-- Start of STORED RECORDS --

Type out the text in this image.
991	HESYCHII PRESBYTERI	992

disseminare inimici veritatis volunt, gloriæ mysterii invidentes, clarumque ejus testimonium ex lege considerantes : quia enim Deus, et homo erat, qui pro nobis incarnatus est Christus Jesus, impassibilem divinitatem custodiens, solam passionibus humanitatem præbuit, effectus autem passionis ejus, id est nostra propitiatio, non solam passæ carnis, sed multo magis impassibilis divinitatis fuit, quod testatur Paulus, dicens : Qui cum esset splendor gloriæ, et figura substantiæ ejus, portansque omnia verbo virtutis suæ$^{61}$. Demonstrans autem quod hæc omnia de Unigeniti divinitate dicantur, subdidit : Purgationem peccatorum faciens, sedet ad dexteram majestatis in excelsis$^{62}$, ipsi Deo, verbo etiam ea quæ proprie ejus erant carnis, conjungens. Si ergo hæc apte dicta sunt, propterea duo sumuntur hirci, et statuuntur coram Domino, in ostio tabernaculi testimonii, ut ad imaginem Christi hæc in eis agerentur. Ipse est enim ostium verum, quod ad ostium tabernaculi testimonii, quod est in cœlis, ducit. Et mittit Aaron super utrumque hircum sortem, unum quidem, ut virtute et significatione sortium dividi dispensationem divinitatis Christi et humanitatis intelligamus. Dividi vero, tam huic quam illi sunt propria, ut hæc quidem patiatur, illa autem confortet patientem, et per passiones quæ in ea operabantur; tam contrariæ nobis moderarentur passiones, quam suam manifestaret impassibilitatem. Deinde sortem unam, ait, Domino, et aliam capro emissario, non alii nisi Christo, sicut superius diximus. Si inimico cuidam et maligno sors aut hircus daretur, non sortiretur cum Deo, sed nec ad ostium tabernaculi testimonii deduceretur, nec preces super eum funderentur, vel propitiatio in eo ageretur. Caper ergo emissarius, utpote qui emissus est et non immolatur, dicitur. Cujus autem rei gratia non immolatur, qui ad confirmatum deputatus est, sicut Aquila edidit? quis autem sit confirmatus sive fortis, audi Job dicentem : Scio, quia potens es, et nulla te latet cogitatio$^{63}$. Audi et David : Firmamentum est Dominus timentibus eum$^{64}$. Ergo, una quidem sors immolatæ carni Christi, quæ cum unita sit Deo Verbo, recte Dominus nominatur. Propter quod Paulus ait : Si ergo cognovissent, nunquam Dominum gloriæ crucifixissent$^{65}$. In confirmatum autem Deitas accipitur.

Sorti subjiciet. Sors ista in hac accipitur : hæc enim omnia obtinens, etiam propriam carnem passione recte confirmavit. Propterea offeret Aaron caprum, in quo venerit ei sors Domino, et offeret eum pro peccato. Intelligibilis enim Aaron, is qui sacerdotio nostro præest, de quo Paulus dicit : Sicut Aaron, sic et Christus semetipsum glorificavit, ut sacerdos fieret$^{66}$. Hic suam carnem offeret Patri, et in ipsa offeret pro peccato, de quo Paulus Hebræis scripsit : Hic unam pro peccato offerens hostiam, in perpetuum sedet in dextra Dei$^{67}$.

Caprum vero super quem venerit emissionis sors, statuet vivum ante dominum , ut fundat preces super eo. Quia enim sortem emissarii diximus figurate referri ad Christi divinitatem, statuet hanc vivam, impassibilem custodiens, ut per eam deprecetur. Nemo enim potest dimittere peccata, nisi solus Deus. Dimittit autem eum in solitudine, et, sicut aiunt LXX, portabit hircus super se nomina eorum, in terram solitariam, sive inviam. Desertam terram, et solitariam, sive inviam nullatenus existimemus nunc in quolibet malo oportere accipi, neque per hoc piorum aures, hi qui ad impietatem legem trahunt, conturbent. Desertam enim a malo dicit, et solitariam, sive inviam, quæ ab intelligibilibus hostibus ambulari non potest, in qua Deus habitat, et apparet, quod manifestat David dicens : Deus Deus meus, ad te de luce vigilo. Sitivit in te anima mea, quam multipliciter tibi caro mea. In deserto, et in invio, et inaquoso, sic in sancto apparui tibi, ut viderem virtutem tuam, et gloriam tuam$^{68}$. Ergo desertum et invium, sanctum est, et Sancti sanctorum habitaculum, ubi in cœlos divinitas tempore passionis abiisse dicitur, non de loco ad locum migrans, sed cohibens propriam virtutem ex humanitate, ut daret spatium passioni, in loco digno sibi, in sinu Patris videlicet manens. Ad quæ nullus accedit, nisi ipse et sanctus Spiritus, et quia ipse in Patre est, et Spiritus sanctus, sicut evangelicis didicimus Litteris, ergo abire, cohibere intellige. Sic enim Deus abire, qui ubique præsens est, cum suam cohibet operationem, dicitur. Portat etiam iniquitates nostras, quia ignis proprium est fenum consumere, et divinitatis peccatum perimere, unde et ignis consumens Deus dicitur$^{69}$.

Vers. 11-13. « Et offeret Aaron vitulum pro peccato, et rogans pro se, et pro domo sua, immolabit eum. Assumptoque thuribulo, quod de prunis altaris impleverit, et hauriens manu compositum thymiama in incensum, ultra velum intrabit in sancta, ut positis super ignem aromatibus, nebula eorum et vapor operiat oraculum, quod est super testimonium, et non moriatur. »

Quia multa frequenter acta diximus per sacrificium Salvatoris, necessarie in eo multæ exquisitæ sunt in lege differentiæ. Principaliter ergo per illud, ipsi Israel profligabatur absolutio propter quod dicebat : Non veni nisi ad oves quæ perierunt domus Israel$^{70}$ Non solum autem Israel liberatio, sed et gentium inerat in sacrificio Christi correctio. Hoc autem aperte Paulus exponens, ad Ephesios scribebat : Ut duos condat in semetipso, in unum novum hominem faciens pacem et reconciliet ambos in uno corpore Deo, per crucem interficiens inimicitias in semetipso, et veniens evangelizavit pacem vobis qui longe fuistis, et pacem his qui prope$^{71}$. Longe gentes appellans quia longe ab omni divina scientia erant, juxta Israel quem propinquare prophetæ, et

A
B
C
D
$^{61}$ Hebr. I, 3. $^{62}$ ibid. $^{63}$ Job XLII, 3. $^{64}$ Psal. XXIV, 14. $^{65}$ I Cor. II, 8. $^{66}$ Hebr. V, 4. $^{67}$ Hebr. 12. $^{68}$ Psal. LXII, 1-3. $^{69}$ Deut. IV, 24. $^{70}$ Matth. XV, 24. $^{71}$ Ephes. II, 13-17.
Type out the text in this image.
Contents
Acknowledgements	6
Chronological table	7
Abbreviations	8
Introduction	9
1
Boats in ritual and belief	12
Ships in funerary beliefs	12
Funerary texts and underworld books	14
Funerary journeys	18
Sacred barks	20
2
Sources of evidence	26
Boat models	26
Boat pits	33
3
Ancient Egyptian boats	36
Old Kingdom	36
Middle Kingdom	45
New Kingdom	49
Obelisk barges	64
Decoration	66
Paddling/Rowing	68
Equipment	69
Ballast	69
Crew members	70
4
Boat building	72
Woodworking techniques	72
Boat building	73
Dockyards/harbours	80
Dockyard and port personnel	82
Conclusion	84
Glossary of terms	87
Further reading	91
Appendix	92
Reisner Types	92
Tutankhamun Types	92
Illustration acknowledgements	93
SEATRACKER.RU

-- End of STORED RECORDS --

Exactly as they are written, print the entries again.

Type out the text in this image.
991	HESYCHII PRESBYTERI	992

disseminare inimici veritatis volunt, gloriæ mysterii invidentes, clarumque ejus testimonium ex lege considerantes : quia enim Deus, et homo erat, qui pro nobis incarnatus est Christus Jesus, impassibilem divinitatem custodiens, solam passionibus humanitatem præbuit, effectus autem passionis ejus, id est nostra propitiatio, non solam passæ carnis, sed multo magis impassibilis divinitatis fuit, quod testatur Paulus, dicens : Qui cum esset splendor gloriæ, et figura substantiæ ejus, portansque omnia verbo virtutis suæ$^{61}$. Demonstrans autem quod hæc omnia de Unigeniti divinitate dicantur, subdidit : Purgationem peccatorum faciens, sedet ad dexteram majestatis in excelsis$^{62}$, ipsi Deo, verbo etiam ea quæ proprie ejus erant carnis, conjungens. Si ergo hæc apte dicta sunt, propterea duo sumuntur hirci, et statuuntur coram Domino, in ostio tabernaculi testimonii, ut ad imaginem Christi hæc in eis agerentur. Ipse est enim ostium verum, quod ad ostium tabernaculi testimonii, quod est in cœlis, ducit. Et mittit Aaron super utrumque hircum sortem, unum quidem, ut virtute et significatione sortium dividi dispensationem divinitatis Christi et humanitatis intelligamus. Dividi vero, tam huic quam illi sunt propria, ut hæc quidem patiatur, illa autem confortet patientem, et per passiones quæ in ea operabantur; tam contrariæ nobis moderarentur passiones, quam suam manifestaret impassibilitatem. Deinde sortem unam, ait, Domino, et aliam capro emissario, non alii nisi Christo, sicut superius diximus. Si inimico cuidam et maligno sors aut hircus daretur, non sortiretur cum Deo, sed nec ad ostium tabernaculi testimonii deduceretur, nec preces super eum funderentur, vel propitiatio in eo ageretur. Caper ergo emissarius, utpote qui emissus est et non immolatur, dicitur. Cujus autem rei gratia non immolatur, qui ad confirmatum deputatus est, sicut Aquila edidit? quis autem sit confirmatus sive fortis, audi Job dicentem : Scio, quia potens es, et nulla te latet cogitatio$^{63}$. Audi et David : Firmamentum est Dominus timentibus eum$^{64}$. Ergo, una quidem sors immolatæ carni Christi, quæ cum unita sit Deo Verbo, recte Dominus nominatur. Propter quod Paulus ait : Si ergo cognovissent, nunquam Dominum gloriæ crucifixissent$^{65}$. In confirmatum autem Deitas accipitur.

Sorti subjiciet. Sors ista in hac accipitur : hæc enim omnia obtinens, etiam propriam carnem passione recte confirmavit. Propterea offeret Aaron caprum, in quo venerit ei sors Domino, et offeret eum pro peccato. Intelligibilis enim Aaron, is qui sacerdotio nostro præest, de quo Paulus dicit : Sicut Aaron, sic et Christus semetipsum glorificavit, ut sacerdos fieret$^{66}$. Hic suam carnem offeret Patri, et in ipsa offeret pro peccato, de quo Paulus Hebræis scripsit : Hic unam pro peccato offerens hostiam, in perpetuum sedet in dextra Dei$^{67}$.

Caprum vero super quem venerit emissionis sors, statuet vivum ante dominum , ut fundat preces super eo. Quia enim sortem emissarii diximus figurate referri ad Christi divinitatem, statuet hanc vivam, impassibilem custodiens, ut per eam deprecetur. Nemo enim potest dimittere peccata, nisi solus Deus. Dimittit autem eum in solitudine, et, sicut aiunt LXX, portabit hircus super se nomina eorum, in terram solitariam, sive inviam. Desertam terram, et solitariam, sive inviam nullatenus existimemus nunc in quolibet malo oportere accipi, neque per hoc piorum aures, hi qui ad impietatem legem trahunt, conturbent. Desertam enim a malo dicit, et solitariam, sive inviam, quæ ab intelligibilibus hostibus ambulari non potest, in qua Deus habitat, et apparet, quod manifestat David dicens : Deus Deus meus, ad te de luce vigilo. Sitivit in te anima mea, quam multipliciter tibi caro mea. In deserto, et in invio, et inaquoso, sic in sancto apparui tibi, ut viderem virtutem tuam, et gloriam tuam$^{68}$. Ergo desertum et invium, sanctum est, et Sancti sanctorum habitaculum, ubi in cœlos divinitas tempore passionis abiisse dicitur, non de loco ad locum migrans, sed cohibens propriam virtutem ex humanitate, ut daret spatium passioni, in loco digno sibi, in sinu Patris videlicet manens. Ad quæ nullus accedit, nisi ipse et sanctus Spiritus, et quia ipse in Patre est, et Spiritus sanctus, sicut evangelicis didicimus Litteris, ergo abire, cohibere intellige. Sic enim Deus abire, qui ubique præsens est, cum suam cohibet operationem, dicitur. Portat etiam iniquitates nostras, quia ignis proprium est fenum consumere, et divinitatis peccatum perimere, unde et ignis consumens Deus dicitur$^{69}$.

Vers. 11-13. « Et offeret Aaron vitulum pro peccato, et rogans pro se, et pro domo sua, immolabit eum. Assumptoque thuribulo, quod de prunis altaris impleverit, et hauriens manu compositum thymiama in incensum, ultra velum intrabit in sancta, ut positis super ignem aromatibus, nebula eorum et vapor operiat oraculum, quod est super testimonium, et non moriatur. »

Quia multa frequenter acta diximus per sacrificium Salvatoris, necessarie in eo multæ exquisitæ sunt in lege differentiæ. Principaliter ergo per illud, ipsi Israel profligabatur absolutio propter quod dicebat : Non veni nisi ad oves quæ perierunt domus Israel$^{70}$ Non solum autem Israel liberatio, sed et gentium inerat in sacrificio Christi correctio. Hoc autem aperte Paulus exponens, ad Ephesios scribebat : Ut duos condat in semetipso, in unum novum hominem faciens pacem et reconciliet ambos in uno corpore Deo, per crucem interficiens inimicitias in semetipso, et veniens evangelizavit pacem vobis qui longe fuistis, et pacem his qui prope$^{71}$. Longe gentes appellans quia longe ab omni divina scientia erant, juxta Israel quem propinquare prophetæ, et

A
B
C
D
$^{61}$ Hebr. I, 3. $^{62}$ ibid. $^{63}$ Job XLII, 3. $^{64}$ Psal. XXIV, 14. $^{65}$ I Cor. II, 8. $^{66}$ Hebr. V, 4. $^{67}$ Hebr. 12. $^{68}$ Psal. LXII, 1-3. $^{69}$ Deut. IV, 24. $^{70}$ Matth. XV, 24. $^{71}$ Ephes. II, 13-17.
Type out the text in this image.
Contents
Acknowledgements	6
Chronological table	7
Abbreviations	8
Introduction	9
1
Boats in ritual and belief	12
Ships in funerary beliefs	12
Funerary texts and underworld books	14
Funerary journeys	18
Sacred barks	20
2
Sources of evidence	26
Boat models	26
Boat pits	33
3
Ancient Egyptian boats	36
Old Kingdom	36
Middle Kingdom	45
New Kingdom	49
Obelisk barges	64
Decoration	66
Paddling/Rowing	68
Equipment	69
Ballast	69
Crew members	70
4
Boat building	72
Woodworking techniques	72
Boat building	73
Dockyards/harbours	80
Dockyard and port personnel	82
Conclusion	84
Glossary of terms	87
Further reading	91
Appendix	92
Reisner Types	92
Tutankhamun Types	92
Illustration acknowledgements	93
SEATRACKER.RU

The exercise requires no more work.